STATED GOAL =>
In your copy, leave out the pictures and repeat the entries below exactly.

══════

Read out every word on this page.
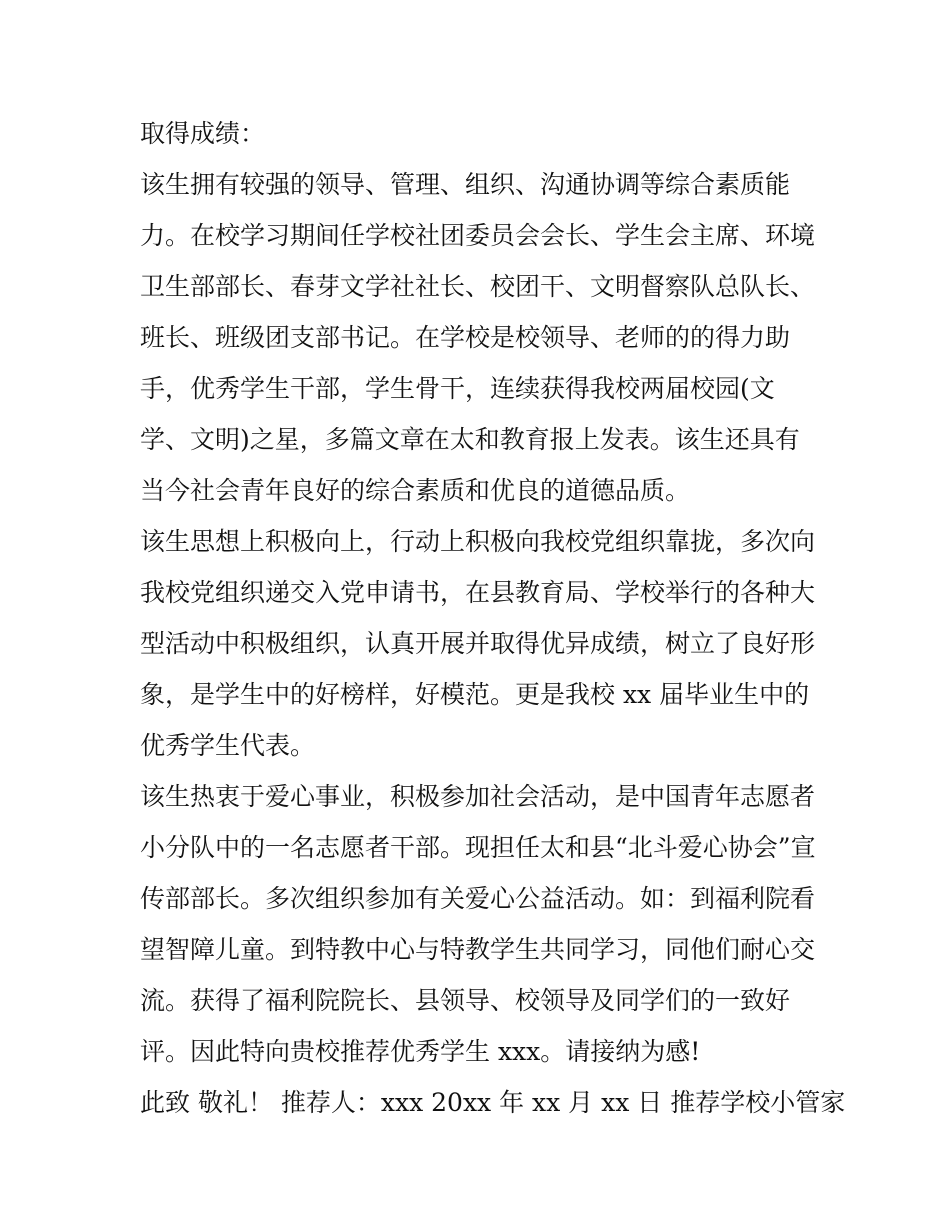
取得成绩：
该生拥有较强的领导、管理、组织、沟通协调等综合素质能
力。在校学习期间任学校社团委员会会长、学生会主席、环境
卫生部部长、春芽文学社社长、校团干、文明督察队总队长、
班长、班级团支部书记。在学校是校领导、老师的的得力助
手，优秀学生干部，学生骨干，连续获得我校两届校园(文
学、文明)之星，多篇文章在太和教育报上发表。该生还具有
当今社会青年良好的综合素质和优良的道德品质。
该生思想上积极向上，行动上积极向我校党组织靠拢，多次向
我校党组织递交入党申请书，在县教育局、学校举行的各种大
型活动中积极组织，认真开展并取得优异成绩，树立了良好形
象，是学生中的好榜样，好模范。更是我校 xx 届毕业生中的
优秀学生代表。
该生热衷于爱心事业，积极参加社会活动，是中国青年志愿者
小分队中的一名志愿者干部。现担任太和县“北斗爱心协会”宣
传部部长。多次组织参加有关爱心公益活动。如：到福利院看
望智障儿童。到特教中心与特教学生共同学习，同他们耐心交
流。获得了福利院院长、县领导、校领导及同学们的一致好
评。因此特向贵校推荐优秀学生 xxx。请接纳为感!
此致 敬礼！ 推荐人：xxx 20xx 年 xx 月 xx 日 推荐学校小管家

══════

SOLUTION =>
Read out every word on this page.
取得成绩：
该生拥有较强的领导、管理、组织、沟通协调等综合素质能
力。在校学习期间任学校社团委员会会长、学生会主席、环境
卫生部部长、春芽文学社社长、校团干、文明督察队总队长、
班长、班级团支部书记。在学校是校领导、老师的的得力助
手，优秀学生干部，学生骨干，连续获得我校两届校园(文
学、文明)之星，多篇文章在太和教育报上发表。该生还具有
当今社会青年良好的综合素质和优良的道德品质。
该生思想上积极向上，行动上积极向我校党组织靠拢，多次向
我校党组织递交入党申请书，在县教育局、学校举行的各种大
型活动中积极组织，认真开展并取得优异成绩，树立了良好形
象，是学生中的好榜样，好模范。更是我校 xx 届毕业生中的
优秀学生代表。
该生热衷于爱心事业，积极参加社会活动，是中国青年志愿者
小分队中的一名志愿者干部。现担任太和县“北斗爱心协会”宣
传部部长。多次组织参加有关爱心公益活动。如：到福利院看
望智障儿童。到特教中心与特教学生共同学习，同他们耐心交
流。获得了福利院院长、县领导、校领导及同学们的一致好
评。因此特向贵校推荐优秀学生 xxx。请接纳为感!
此致 敬礼！ 推荐人：xxx 20xx 年 xx 月 xx 日 推荐学校小管家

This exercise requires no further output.